Data entries:
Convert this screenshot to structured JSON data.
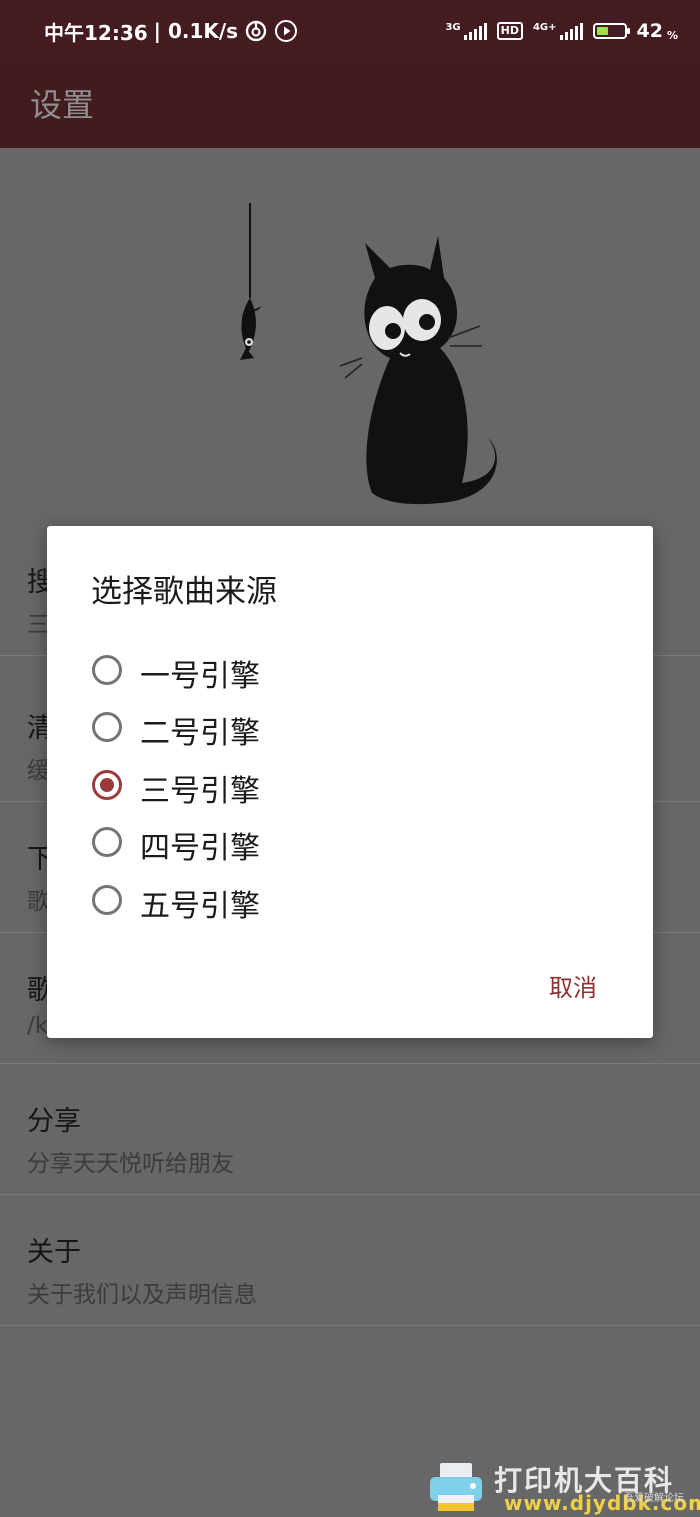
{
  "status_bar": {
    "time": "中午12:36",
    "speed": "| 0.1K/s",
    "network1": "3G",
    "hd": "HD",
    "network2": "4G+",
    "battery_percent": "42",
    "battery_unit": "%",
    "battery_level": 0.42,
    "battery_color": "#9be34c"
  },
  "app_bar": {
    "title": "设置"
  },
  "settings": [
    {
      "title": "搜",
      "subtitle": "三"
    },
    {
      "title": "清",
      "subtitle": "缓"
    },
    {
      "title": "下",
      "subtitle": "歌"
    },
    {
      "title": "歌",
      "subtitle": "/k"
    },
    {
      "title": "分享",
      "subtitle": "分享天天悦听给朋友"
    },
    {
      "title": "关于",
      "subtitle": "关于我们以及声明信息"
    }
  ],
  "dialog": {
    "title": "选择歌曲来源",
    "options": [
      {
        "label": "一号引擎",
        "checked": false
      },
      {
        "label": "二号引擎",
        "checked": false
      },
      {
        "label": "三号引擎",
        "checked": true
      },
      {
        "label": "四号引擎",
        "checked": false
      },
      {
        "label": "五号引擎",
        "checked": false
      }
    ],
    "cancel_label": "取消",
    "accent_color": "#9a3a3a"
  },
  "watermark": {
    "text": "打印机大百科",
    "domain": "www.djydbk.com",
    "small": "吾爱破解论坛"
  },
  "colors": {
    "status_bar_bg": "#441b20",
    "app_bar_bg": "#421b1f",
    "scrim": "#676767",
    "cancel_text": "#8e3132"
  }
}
--
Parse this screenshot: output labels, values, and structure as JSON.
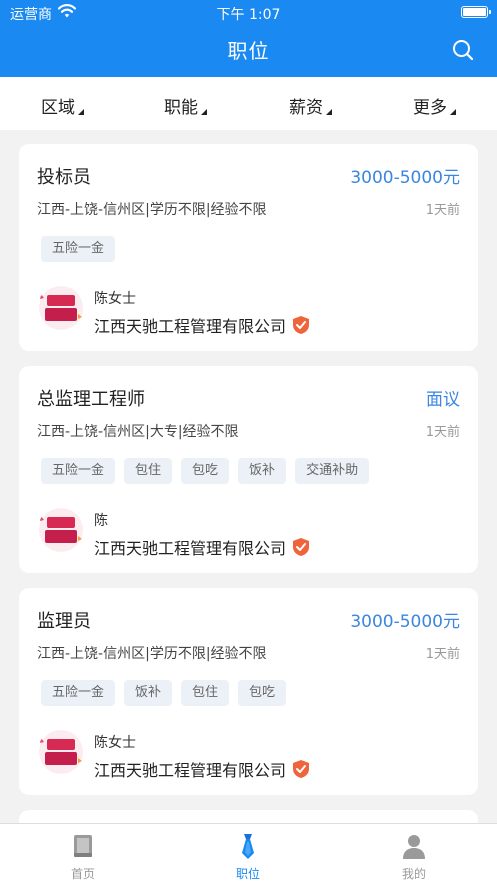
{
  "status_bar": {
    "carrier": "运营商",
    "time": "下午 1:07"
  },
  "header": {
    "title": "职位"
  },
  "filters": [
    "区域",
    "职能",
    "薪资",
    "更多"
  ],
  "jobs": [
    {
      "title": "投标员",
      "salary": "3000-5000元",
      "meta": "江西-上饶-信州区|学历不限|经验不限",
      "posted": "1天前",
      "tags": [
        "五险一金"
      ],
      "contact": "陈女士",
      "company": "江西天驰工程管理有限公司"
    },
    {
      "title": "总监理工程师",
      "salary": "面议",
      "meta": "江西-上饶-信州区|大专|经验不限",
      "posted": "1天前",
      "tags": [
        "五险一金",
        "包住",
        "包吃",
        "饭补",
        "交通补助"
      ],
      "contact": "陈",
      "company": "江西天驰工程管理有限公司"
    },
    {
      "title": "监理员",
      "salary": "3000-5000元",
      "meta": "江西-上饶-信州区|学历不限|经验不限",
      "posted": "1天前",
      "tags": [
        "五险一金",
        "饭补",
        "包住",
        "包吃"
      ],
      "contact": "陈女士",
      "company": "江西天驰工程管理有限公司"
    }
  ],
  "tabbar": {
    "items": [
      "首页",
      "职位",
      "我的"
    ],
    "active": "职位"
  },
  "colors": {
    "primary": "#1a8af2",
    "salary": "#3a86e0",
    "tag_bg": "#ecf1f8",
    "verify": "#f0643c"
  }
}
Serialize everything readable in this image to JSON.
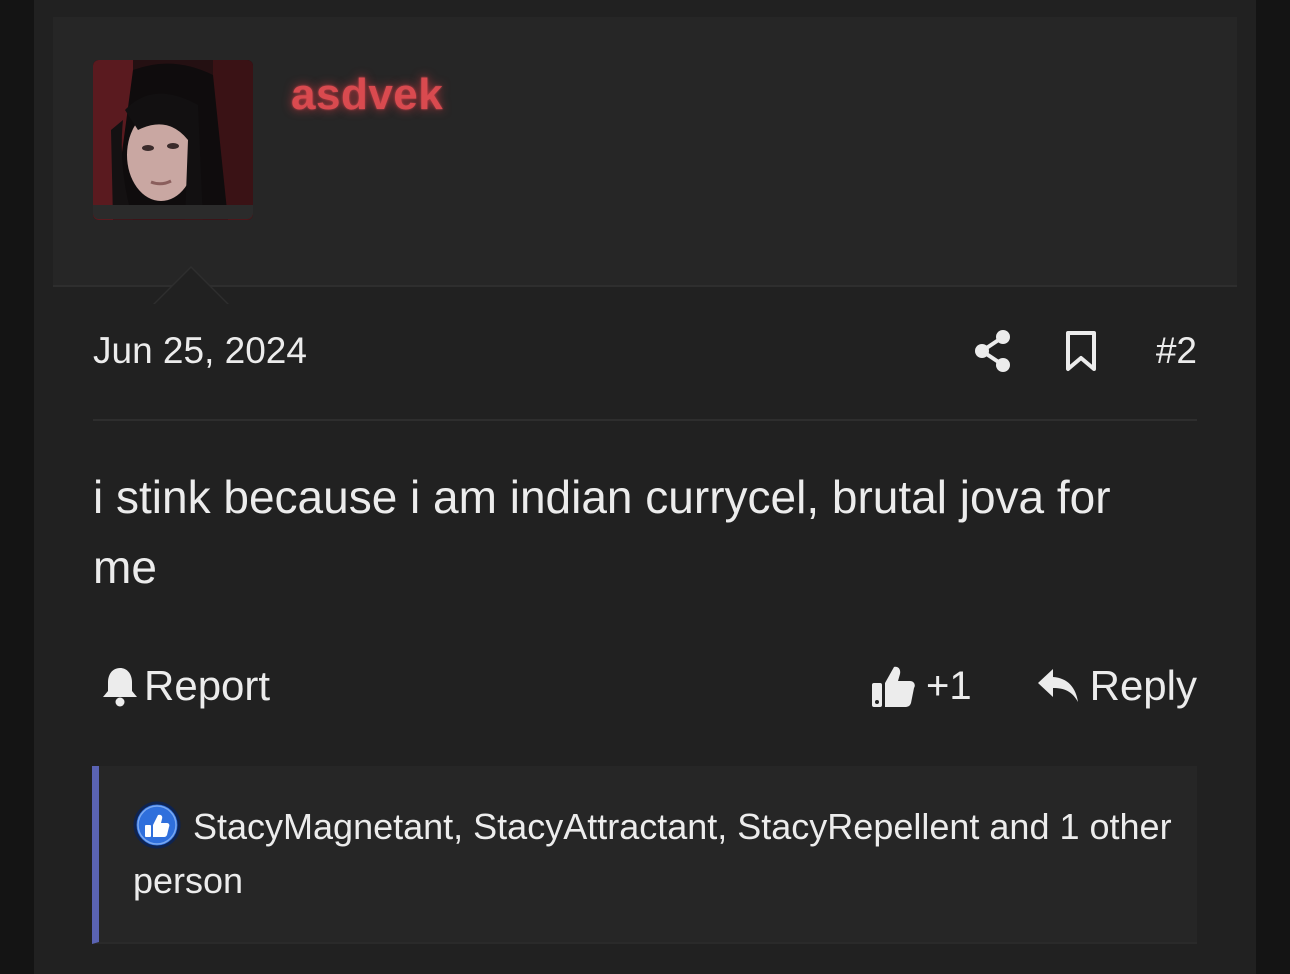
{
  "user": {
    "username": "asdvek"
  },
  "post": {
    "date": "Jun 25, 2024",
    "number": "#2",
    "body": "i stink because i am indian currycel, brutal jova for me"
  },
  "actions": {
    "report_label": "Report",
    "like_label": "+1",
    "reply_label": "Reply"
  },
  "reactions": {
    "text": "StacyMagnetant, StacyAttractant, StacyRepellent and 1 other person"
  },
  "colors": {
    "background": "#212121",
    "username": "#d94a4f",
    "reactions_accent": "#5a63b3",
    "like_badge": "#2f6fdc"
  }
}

▶ Task to complete:
Scan the listing above. Collect all lines with the word "subtitle".

▶ Task solution:
      "subtitle": "三"
      "subtitle": "缓"
      "subtitle": "歌"
      "subtitle": "/k"
      "subtitle": "分享天天悦听给朋友"
      "subtitle": "关于我们以及声明信息"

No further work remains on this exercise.